**WHAT YOU HAVE TO DO**:
Check every line below for the word "vent" and copy the ones that have it.

--------------------------------

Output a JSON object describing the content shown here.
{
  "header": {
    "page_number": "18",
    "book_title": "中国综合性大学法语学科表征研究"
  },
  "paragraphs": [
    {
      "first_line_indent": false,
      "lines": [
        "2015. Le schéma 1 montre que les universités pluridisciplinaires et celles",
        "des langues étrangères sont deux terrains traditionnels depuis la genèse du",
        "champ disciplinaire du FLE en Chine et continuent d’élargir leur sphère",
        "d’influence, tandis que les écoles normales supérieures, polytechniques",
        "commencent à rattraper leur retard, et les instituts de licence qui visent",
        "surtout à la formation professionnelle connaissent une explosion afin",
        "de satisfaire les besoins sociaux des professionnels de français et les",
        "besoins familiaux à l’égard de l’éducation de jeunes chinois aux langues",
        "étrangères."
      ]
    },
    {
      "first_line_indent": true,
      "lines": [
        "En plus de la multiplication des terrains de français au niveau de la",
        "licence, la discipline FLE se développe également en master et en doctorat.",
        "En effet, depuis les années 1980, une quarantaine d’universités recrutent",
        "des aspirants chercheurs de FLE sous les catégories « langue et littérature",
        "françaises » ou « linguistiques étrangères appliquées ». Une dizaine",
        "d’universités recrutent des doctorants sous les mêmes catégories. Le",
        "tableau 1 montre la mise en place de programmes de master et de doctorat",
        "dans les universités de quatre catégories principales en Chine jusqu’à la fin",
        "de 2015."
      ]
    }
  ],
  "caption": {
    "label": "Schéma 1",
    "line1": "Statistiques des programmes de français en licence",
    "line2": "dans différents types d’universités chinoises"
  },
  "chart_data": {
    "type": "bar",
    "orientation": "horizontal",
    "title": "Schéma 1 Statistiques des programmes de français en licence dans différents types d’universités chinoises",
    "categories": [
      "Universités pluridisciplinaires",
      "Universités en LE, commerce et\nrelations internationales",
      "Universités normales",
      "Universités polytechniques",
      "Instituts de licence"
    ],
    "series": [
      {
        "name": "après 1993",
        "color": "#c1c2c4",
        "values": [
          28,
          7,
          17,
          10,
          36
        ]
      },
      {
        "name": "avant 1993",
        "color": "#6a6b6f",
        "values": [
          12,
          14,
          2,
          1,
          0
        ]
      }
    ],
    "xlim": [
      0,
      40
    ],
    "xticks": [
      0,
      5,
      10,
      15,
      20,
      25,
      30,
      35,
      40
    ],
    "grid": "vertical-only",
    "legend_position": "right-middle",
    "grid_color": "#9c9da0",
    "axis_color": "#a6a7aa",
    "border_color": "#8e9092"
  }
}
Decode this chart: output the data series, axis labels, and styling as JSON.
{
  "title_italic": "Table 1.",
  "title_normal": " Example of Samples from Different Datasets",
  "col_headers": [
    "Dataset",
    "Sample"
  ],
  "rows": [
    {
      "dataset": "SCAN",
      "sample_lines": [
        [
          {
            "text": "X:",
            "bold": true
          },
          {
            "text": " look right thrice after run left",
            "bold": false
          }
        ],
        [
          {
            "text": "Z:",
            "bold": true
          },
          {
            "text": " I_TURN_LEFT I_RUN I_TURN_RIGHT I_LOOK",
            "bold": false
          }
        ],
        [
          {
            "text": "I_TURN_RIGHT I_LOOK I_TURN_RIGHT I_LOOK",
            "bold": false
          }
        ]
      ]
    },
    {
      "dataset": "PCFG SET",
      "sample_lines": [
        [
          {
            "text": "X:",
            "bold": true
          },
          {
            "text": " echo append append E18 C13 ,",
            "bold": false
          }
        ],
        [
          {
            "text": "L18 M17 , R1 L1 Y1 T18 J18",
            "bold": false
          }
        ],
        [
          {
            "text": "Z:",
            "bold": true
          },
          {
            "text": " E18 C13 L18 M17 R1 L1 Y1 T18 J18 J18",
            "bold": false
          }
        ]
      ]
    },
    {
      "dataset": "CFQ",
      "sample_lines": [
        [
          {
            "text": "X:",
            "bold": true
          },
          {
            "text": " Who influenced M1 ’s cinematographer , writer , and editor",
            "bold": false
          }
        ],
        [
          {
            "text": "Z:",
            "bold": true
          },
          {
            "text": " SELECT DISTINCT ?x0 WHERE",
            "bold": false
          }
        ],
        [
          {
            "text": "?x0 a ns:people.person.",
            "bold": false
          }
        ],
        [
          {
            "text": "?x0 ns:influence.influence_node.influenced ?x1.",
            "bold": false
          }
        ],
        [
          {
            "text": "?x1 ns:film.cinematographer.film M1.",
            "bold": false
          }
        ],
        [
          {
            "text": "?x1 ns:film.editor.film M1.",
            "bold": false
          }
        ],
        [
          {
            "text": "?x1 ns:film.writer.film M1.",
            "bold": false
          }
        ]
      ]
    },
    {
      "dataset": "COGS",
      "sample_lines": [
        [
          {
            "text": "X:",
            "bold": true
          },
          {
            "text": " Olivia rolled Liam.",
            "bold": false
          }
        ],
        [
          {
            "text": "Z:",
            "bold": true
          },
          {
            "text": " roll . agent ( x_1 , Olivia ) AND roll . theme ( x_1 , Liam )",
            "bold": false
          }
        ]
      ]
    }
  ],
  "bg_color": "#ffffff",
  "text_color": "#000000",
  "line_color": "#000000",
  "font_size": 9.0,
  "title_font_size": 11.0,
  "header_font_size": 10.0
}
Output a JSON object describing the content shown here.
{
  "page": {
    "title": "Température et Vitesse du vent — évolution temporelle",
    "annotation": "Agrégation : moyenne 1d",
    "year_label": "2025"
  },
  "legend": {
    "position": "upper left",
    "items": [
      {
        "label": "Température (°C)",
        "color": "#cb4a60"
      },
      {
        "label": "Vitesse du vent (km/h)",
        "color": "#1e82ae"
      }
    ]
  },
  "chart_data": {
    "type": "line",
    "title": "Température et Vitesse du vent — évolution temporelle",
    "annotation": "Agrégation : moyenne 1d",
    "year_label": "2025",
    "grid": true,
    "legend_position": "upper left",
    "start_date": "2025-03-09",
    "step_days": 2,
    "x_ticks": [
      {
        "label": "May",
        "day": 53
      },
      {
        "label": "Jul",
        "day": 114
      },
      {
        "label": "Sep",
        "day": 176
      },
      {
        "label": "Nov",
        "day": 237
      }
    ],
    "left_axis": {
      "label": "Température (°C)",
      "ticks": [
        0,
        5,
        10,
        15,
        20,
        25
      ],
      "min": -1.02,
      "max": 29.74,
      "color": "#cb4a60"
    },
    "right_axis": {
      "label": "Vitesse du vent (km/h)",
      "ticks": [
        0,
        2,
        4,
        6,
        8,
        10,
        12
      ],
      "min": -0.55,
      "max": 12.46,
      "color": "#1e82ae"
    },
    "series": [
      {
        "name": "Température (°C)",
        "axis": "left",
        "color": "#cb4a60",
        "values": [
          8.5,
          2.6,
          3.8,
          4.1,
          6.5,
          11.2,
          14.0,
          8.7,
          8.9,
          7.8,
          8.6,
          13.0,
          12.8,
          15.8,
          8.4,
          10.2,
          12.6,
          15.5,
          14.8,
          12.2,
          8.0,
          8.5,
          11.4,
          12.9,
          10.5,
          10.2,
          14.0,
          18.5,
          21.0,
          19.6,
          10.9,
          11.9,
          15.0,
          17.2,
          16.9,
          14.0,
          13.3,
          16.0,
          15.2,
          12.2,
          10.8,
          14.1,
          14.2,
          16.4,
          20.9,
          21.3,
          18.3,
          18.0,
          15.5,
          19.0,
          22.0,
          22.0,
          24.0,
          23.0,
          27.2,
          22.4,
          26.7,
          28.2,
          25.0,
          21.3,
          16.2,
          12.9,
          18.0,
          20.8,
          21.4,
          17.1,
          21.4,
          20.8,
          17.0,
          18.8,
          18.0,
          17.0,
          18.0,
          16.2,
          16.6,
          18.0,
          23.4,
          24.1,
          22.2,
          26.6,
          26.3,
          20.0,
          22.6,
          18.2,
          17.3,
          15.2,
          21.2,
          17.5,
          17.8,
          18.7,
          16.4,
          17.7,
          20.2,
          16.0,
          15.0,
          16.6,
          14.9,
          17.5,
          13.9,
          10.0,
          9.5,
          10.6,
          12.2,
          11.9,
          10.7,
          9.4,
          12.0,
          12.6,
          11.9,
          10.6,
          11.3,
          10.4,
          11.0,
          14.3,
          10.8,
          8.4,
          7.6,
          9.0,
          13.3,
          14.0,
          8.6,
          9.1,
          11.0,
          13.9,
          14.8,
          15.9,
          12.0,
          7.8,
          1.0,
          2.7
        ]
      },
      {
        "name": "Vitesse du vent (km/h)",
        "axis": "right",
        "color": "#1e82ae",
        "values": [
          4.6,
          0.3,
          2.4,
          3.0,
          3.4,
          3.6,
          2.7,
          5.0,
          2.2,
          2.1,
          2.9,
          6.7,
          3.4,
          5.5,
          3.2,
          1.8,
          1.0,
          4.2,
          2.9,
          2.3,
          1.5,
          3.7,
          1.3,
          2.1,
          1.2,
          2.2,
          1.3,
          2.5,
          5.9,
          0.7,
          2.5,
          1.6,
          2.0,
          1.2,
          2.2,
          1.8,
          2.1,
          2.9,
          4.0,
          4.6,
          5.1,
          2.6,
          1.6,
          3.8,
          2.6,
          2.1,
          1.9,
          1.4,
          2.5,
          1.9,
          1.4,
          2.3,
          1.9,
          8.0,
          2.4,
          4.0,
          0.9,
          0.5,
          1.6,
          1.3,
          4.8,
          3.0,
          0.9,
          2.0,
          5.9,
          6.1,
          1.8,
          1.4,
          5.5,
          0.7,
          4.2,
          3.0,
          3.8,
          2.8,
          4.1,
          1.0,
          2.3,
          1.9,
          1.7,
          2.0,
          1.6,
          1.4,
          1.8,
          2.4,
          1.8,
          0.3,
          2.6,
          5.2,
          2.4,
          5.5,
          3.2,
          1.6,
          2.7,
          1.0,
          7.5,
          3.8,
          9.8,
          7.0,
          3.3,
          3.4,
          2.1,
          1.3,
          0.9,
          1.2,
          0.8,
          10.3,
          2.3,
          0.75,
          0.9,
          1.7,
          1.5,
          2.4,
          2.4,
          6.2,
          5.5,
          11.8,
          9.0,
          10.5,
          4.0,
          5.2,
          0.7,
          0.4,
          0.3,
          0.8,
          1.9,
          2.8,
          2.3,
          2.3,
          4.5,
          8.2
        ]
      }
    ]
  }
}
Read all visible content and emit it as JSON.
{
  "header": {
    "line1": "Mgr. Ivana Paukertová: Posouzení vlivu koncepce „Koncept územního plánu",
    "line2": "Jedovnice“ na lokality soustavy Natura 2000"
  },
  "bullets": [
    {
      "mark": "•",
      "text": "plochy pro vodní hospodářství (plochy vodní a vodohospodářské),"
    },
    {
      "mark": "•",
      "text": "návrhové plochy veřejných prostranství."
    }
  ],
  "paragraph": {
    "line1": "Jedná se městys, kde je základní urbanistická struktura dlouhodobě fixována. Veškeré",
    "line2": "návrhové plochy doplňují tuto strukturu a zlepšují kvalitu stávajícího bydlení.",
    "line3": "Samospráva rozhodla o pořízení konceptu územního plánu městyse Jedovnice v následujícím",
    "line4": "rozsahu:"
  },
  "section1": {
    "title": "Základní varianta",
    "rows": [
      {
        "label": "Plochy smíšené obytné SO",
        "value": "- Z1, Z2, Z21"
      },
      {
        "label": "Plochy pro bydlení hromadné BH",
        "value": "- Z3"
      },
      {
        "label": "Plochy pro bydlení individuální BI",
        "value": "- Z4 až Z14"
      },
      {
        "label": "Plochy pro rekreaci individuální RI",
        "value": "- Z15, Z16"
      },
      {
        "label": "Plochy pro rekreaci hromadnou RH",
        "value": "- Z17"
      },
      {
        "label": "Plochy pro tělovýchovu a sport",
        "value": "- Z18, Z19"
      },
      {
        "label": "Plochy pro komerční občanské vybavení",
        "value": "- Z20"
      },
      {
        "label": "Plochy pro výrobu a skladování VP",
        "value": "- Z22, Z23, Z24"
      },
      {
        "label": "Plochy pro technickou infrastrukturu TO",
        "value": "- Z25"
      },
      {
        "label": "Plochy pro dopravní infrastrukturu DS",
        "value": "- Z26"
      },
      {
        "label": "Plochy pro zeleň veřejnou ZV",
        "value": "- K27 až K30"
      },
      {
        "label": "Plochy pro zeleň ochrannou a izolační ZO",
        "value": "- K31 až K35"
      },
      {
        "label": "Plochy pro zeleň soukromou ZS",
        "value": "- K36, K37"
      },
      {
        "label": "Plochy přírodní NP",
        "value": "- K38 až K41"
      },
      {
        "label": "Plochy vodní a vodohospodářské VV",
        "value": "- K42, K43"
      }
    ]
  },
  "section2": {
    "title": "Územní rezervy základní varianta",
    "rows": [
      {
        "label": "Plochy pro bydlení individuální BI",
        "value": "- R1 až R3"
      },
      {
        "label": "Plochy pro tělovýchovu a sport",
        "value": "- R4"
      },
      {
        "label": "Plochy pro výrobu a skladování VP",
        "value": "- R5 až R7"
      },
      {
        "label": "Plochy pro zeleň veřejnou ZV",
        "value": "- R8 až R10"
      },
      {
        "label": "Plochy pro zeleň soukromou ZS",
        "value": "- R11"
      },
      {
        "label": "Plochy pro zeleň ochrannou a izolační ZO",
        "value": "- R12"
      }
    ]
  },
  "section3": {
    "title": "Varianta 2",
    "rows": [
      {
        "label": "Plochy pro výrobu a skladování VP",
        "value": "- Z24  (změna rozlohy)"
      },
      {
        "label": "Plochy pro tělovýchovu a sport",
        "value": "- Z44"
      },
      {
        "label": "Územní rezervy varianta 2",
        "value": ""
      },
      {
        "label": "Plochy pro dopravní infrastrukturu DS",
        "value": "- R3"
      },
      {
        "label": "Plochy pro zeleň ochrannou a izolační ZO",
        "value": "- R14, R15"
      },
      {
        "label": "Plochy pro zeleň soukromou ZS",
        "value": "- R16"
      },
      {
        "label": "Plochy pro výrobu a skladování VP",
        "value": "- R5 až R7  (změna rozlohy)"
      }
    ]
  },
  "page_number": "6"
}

--------------------------------

**SOLVED PROBLEM**:
    "title": "Température et Vitesse du vent — évolution temporelle",
        "label": "Vitesse du vent (km/h)",
    "title": "Température et Vitesse du vent — évolution temporelle",
      "label": "Vitesse du vent (km/h)",
        "name": "Vitesse du vent (km/h)",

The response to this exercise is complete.